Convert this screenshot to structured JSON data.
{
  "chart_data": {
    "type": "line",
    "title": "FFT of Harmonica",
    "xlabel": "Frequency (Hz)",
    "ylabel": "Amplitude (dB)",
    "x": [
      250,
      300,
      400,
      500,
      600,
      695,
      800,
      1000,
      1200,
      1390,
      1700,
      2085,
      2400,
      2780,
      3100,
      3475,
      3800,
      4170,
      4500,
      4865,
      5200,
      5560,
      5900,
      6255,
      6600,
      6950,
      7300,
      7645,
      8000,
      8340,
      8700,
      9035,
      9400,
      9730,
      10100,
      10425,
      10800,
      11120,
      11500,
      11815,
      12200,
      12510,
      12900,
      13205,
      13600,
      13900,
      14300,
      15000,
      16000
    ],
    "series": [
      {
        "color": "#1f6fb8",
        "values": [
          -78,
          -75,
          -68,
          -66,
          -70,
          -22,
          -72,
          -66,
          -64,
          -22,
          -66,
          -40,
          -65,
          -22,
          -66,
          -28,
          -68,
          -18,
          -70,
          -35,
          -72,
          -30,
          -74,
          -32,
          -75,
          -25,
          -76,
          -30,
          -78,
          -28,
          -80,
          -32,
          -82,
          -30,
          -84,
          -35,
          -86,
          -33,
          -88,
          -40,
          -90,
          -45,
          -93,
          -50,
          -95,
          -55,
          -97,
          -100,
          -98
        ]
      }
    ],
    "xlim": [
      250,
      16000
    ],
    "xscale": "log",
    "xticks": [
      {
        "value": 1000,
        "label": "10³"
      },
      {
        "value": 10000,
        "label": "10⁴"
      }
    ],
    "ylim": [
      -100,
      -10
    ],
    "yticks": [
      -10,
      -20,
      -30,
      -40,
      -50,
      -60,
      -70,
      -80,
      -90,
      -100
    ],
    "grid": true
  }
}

------

* **Required work**
Using the listing above, reproduce each line without omission.

* **Task answer**
Convert this screenshot to structured JSON data.
{
  "chart_data": {
    "type": "line",
    "title": "FFT of Harmonica",
    "xlabel": "Frequency (Hz)",
    "ylabel": "Amplitude (dB)",
    "x": [
      250,
      300,
      400,
      500,
      600,
      695,
      800,
      1000,
      1200,
      1390,
      1700,
      2085,
      2400,
      2780,
      3100,
      3475,
      3800,
      4170,
      4500,
      4865,
      5200,
      5560,
      5900,
      6255,
      6600,
      6950,
      7300,
      7645,
      8000,
      8340,
      8700,
      9035,
      9400,
      9730,
      10100,
      10425,
      10800,
      11120,
      11500,
      11815,
      12200,
      12510,
      12900,
      13205,
      13600,
      13900,
      14300,
      15000,
      16000
    ],
    "series": [
      {
        "color": "#1f6fb8",
        "values": [
          -78,
          -75,
          -68,
          -66,
          -70,
          -22,
          -72,
          -66,
          -64,
          -22,
          -66,
          -40,
          -65,
          -22,
          -66,
          -28,
          -68,
          -18,
          -70,
          -35,
          -72,
          -30,
          -74,
          -32,
          -75,
          -25,
          -76,
          -30,
          -78,
          -28,
          -80,
          -32,
          -82,
          -30,
          -84,
          -35,
          -86,
          -33,
          -88,
          -40,
          -90,
          -45,
          -93,
          -50,
          -95,
          -55,
          -97,
          -100,
          -98
        ]
      }
    ],
    "xlim": [
      250,
      16000
    ],
    "xscale": "log",
    "xticks": [
      {
        "value": 1000,
        "label": "10³"
      },
      {
        "value": 10000,
        "label": "10⁴"
      }
    ],
    "ylim": [
      -100,
      -10
    ],
    "yticks": [
      -10,
      -20,
      -30,
      -40,
      -50,
      -60,
      -70,
      -80,
      -90,
      -100
    ],
    "grid": true
  }
}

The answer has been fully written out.